Reproduza, sem qualquer alteração, tudo o que vai de "Foi ator, radioator, produtor" até "de Zé Armando." no texto de origem.

TEXTO DE ORIGEM:
****

Eis o nome da fera que lhes apresento.

Nasceu nos confins da Vila Carioca, subdistrito do Ipiranga, quando São Paulo era pouco mais que uma aldeia.

Foi ator, radioator, produtor de TV nos tempos áureos da Record, empresário de shows, publicitário, jornalista, entre outras atividades até que enveredou para o marketing político quando, a bem da verdade, a expressão sequer frequentava o imaginário da rapaziada nos idos de 70.

Aliás, foi por essa época que eu o conheci na Redação da combativa Gazeta do Ipiranga, jornal de bairro com circulação semanal e tiragem entre 50 e 60 mil exemplares.

Ele assinava uma coluna com o pseudônimo de Zé Armando.

Uma espécie de Amaury Júnior daquelas quebradas tidas e havidas como históricas.

****

Listagens de regiões anotadas:
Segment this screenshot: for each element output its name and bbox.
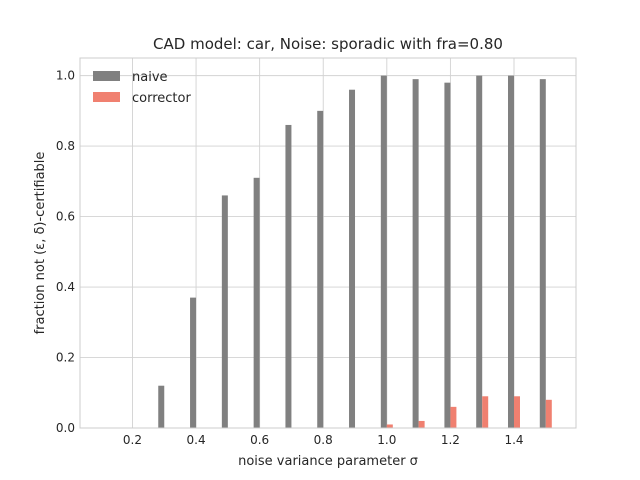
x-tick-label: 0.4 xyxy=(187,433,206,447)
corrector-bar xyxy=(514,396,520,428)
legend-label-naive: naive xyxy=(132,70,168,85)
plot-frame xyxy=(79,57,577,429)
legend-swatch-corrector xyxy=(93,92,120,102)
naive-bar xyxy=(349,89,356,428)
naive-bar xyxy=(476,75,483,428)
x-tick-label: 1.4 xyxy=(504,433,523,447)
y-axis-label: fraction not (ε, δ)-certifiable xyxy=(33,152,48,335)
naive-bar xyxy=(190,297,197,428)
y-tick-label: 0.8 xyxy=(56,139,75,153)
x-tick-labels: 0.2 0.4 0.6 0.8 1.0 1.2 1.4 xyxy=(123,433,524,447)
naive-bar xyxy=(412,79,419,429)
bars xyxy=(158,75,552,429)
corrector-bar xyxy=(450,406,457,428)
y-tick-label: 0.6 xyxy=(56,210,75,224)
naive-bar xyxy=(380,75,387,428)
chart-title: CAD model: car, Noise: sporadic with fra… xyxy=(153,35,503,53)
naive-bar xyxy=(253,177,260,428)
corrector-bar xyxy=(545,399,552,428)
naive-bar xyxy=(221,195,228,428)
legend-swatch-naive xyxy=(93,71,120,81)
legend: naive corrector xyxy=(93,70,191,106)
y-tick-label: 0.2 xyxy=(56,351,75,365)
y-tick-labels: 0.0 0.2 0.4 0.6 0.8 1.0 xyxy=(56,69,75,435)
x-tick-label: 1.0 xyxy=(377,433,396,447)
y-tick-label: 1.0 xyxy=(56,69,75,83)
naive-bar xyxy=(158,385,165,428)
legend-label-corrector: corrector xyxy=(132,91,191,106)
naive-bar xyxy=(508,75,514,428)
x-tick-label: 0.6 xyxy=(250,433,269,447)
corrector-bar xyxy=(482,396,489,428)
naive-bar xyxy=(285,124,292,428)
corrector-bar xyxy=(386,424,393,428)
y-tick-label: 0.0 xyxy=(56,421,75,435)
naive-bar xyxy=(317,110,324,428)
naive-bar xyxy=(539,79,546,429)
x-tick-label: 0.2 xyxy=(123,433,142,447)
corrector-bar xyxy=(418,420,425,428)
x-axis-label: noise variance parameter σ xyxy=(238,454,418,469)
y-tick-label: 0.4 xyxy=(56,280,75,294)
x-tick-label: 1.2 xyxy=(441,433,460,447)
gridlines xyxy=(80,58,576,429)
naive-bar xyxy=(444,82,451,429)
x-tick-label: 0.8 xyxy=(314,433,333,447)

****

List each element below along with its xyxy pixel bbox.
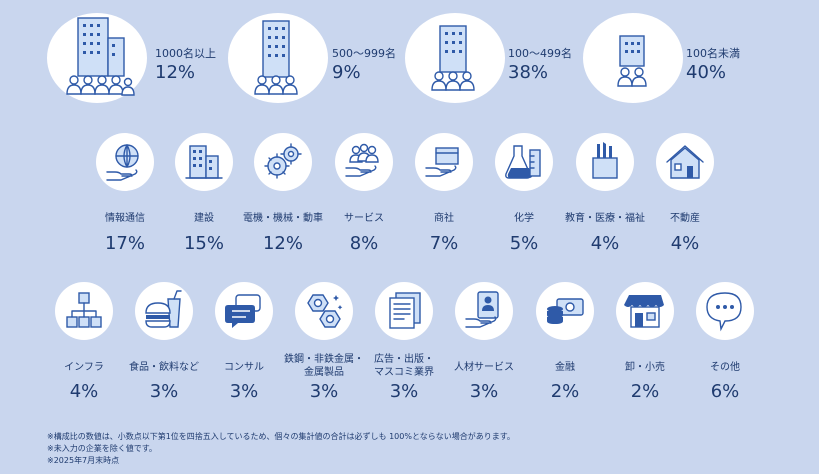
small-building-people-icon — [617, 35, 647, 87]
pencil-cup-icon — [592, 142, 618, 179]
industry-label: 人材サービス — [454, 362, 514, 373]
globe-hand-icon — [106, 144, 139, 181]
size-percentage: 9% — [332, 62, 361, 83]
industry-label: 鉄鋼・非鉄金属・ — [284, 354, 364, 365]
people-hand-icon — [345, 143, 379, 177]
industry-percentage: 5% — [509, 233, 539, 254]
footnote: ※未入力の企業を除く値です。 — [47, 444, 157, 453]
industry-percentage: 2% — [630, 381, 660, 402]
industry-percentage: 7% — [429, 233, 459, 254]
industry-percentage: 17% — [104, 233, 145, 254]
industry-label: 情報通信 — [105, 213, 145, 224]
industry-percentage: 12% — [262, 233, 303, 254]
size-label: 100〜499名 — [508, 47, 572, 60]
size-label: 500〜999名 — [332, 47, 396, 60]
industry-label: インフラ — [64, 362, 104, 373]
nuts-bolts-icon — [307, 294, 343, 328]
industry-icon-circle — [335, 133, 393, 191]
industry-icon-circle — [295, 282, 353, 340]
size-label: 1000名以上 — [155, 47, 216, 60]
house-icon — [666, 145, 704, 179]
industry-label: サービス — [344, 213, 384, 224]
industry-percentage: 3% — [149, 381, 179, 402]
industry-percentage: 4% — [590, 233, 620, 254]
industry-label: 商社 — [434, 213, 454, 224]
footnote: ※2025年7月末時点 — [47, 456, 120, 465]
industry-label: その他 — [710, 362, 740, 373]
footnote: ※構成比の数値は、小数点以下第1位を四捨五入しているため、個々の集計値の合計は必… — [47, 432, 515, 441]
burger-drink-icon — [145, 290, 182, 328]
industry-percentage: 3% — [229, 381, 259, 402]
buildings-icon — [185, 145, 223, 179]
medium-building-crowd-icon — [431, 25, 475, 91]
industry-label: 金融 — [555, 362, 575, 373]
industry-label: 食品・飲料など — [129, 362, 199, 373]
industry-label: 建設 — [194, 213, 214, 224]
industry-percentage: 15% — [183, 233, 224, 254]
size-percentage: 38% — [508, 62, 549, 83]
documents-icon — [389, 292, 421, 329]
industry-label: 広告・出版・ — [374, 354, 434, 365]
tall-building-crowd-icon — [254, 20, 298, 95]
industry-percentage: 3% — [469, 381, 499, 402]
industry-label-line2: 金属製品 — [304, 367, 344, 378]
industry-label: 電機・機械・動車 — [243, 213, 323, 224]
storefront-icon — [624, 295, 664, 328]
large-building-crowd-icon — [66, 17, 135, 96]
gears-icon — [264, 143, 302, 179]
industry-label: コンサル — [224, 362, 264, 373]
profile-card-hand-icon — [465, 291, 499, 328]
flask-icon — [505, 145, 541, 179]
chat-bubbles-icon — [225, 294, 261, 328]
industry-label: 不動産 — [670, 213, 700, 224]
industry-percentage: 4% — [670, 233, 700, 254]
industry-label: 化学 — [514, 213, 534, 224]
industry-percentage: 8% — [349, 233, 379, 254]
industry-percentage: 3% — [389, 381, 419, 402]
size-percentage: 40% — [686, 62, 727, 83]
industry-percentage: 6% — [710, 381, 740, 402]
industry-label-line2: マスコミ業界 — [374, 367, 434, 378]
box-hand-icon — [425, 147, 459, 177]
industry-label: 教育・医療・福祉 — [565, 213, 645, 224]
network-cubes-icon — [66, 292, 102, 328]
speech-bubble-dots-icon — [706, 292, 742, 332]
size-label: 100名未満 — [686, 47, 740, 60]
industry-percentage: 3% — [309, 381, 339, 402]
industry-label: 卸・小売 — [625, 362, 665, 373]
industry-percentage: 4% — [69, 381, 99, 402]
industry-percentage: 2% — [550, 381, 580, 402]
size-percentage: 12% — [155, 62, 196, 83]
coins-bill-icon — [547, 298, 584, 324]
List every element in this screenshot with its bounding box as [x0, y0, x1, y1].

****

RESPOSTA AO EXERCÍCIO:
Foi ator, radioator, produtor de TV nos tempos áureos da Record, empresário de shows, publicitário, jornalista, entre outras atividades até que enveredou para o marketing político quando, a bem da verdade, a expressão sequer frequentava o imaginário da rapaziada nos idos de 70.

Aliás, foi por essa época que eu o conheci na Redação da combativa Gazeta do Ipiranga, jornal de bairro com circulação semanal e tiragem entre 50 e 60 mil exemplares.

Ele assinava uma coluna com o pseudônimo de Zé Armando.